* _Trecho fornecido_:
# # # # #
Quem também vivenciou problemas após usar pomadas modeladoras foi a filha da recepcionista Jamily Alcântara, que mora na Ribeira. A garota tem 12 anos, estuda no Colégio da Polícia Militar e usou o produto por cerca de seis meses para deixar o cabelo firme para viabilizar o coque, obrigatório na instituição de ensino.
O cabelo dela sofreu corte químico, segundo lhe relataram algumas profissionais, e foi necessário cortar, algo que nunca havia sido feito de forma tão profunda. O cabelo dela, que estava na altura sutiã, atualmente está na altura do queixo e, possivelmente, precisará ser cortado ainda mais.
“Eu vi várias profissionais dizendo que era a pomada e eu não quis aceitar. Ela quebrou, acabou com o cabelo da minha filha todo. Inclusive ela sofreu bullying na escola. Agora ela está de trança. Levei-a em um local especializado em cabelos crespos e me também contaram que foi um corte químico. Eu disse que ela não estava usando química. Várias pessoas falaram que foi a pomada. Eu não achei que uma simples pomada modeladora fosse causar um dano tão grande”, contou Jamily, que afirmou ainda que a filha teve a autoestima destruída e atualmente a garota é atendida por psicólogo.
# # # # #
* _Tarefa_: Prossiga o texto sobre os danos ao cabelo atribuídos a pomadas modeladoras, começando logo após a última frase.

* _Conjunto de dados_:
# # # # #
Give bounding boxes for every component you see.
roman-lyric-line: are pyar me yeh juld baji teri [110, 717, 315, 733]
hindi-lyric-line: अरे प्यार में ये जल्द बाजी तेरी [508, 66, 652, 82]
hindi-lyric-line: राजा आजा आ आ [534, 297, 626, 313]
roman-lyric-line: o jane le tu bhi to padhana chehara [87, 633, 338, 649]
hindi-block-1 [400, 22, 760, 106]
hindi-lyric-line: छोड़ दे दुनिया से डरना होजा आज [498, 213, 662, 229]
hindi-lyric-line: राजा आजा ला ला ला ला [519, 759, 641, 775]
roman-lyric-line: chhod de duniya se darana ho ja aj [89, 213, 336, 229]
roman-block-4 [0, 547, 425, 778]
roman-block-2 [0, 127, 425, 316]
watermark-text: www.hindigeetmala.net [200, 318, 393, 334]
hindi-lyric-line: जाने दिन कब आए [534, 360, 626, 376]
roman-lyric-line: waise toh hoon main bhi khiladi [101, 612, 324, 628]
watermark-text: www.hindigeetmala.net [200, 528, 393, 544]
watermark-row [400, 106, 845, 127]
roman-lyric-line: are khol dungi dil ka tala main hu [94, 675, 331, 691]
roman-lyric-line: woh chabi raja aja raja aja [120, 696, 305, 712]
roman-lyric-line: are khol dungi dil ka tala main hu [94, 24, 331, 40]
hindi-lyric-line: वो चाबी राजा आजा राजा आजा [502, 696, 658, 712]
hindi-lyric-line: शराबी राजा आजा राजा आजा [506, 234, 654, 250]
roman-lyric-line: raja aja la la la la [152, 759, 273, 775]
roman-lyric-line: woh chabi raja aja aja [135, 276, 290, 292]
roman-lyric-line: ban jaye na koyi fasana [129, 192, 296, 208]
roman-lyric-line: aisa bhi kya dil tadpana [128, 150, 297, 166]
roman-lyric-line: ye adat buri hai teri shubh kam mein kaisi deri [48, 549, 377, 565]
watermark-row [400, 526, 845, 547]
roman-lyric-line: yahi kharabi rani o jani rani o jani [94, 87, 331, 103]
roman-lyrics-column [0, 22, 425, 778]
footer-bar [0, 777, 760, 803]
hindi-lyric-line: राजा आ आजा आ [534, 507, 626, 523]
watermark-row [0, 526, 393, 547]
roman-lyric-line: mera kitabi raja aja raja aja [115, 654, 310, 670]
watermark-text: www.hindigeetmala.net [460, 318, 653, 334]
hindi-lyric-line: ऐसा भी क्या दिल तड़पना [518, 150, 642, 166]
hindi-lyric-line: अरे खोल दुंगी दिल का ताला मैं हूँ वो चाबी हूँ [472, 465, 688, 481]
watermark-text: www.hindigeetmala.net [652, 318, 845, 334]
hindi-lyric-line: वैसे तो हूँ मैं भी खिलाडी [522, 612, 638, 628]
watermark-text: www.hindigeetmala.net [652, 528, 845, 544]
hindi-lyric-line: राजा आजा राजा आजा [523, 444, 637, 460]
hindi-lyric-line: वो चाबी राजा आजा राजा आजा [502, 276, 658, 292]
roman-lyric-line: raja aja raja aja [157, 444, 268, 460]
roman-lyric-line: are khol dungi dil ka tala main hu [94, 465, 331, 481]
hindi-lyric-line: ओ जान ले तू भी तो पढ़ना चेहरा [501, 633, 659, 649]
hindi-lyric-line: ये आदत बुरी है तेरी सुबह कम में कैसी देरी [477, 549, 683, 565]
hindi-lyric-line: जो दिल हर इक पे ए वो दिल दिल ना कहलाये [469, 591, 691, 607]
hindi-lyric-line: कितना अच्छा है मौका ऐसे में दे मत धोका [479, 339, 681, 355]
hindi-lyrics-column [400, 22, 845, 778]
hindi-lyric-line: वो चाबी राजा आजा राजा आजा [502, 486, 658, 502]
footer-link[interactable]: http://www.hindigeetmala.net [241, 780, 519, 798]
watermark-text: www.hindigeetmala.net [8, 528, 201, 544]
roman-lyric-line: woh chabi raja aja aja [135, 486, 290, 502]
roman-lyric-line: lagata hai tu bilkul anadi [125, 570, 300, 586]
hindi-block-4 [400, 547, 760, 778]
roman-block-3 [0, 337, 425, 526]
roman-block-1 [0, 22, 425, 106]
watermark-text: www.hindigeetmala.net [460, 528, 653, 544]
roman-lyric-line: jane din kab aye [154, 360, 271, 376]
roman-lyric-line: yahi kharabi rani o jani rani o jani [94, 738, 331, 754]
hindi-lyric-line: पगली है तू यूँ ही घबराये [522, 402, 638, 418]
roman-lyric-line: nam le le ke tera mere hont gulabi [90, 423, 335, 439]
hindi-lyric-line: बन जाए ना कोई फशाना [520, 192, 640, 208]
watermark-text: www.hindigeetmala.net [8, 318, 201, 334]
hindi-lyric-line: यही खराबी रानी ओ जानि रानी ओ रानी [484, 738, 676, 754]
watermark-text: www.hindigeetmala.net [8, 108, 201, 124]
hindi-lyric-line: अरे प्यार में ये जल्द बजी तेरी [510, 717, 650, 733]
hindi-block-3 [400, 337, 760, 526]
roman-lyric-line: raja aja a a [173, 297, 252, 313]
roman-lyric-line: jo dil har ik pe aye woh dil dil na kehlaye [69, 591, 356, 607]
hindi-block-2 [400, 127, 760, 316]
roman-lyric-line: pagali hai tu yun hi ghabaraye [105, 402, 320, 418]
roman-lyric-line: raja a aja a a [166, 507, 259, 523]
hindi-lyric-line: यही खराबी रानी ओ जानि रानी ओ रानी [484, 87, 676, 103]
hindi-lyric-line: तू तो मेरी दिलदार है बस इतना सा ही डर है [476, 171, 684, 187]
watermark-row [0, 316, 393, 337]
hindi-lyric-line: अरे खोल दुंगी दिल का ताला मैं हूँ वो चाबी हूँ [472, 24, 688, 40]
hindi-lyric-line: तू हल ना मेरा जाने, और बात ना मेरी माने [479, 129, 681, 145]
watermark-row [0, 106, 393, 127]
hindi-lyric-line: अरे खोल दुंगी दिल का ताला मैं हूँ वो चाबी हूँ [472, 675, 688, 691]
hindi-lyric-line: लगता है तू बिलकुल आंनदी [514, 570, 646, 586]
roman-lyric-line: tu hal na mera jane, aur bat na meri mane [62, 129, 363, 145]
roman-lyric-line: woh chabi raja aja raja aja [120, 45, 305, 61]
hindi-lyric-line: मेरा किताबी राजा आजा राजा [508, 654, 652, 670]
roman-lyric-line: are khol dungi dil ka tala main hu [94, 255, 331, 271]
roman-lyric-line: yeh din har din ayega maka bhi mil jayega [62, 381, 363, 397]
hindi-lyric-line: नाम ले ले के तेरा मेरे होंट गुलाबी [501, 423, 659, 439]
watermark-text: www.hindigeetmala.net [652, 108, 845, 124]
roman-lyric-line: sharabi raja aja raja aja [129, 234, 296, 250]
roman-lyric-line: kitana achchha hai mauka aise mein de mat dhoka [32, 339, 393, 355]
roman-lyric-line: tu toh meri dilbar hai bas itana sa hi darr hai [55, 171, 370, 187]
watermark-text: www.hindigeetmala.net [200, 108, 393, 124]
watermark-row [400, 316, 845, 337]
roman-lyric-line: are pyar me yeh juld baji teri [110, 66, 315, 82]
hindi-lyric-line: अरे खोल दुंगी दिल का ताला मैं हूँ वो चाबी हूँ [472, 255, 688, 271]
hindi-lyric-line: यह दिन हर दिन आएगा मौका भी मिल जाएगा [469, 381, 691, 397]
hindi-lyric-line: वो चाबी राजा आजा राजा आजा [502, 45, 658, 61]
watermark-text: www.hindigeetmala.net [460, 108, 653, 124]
# # # # #
* _Resposta_:
Jamily relata que a pomada não tem cheiro, parece inofensiva, mas foi destruidora. Agora, ela enfrenta problemas com os gastos para o tratamento, que não são baratos. “Foram danos psicológicos. Mexeu com a autoestima dela. Ela estava colocando foto de desenho no Whatsapp, pois não queria pôr a própria foto”.
A médica oftalmologista Camila Kock, do Hospital Humberto Castro Lima, explica que alguns produtos químicos, quando entram em contato com os olhos, podem causar alteração na superfície da córnea, chamada de ceratite, e outros podem ainda causar uma conjuntivite química. “Então, é sempre interessante manter produtos químicos longe dos olhos, pois são muito sensíveis e qualquer contato pode causar um desconforto muito relevante e até lesões mais graves, como úlcera de córnea”.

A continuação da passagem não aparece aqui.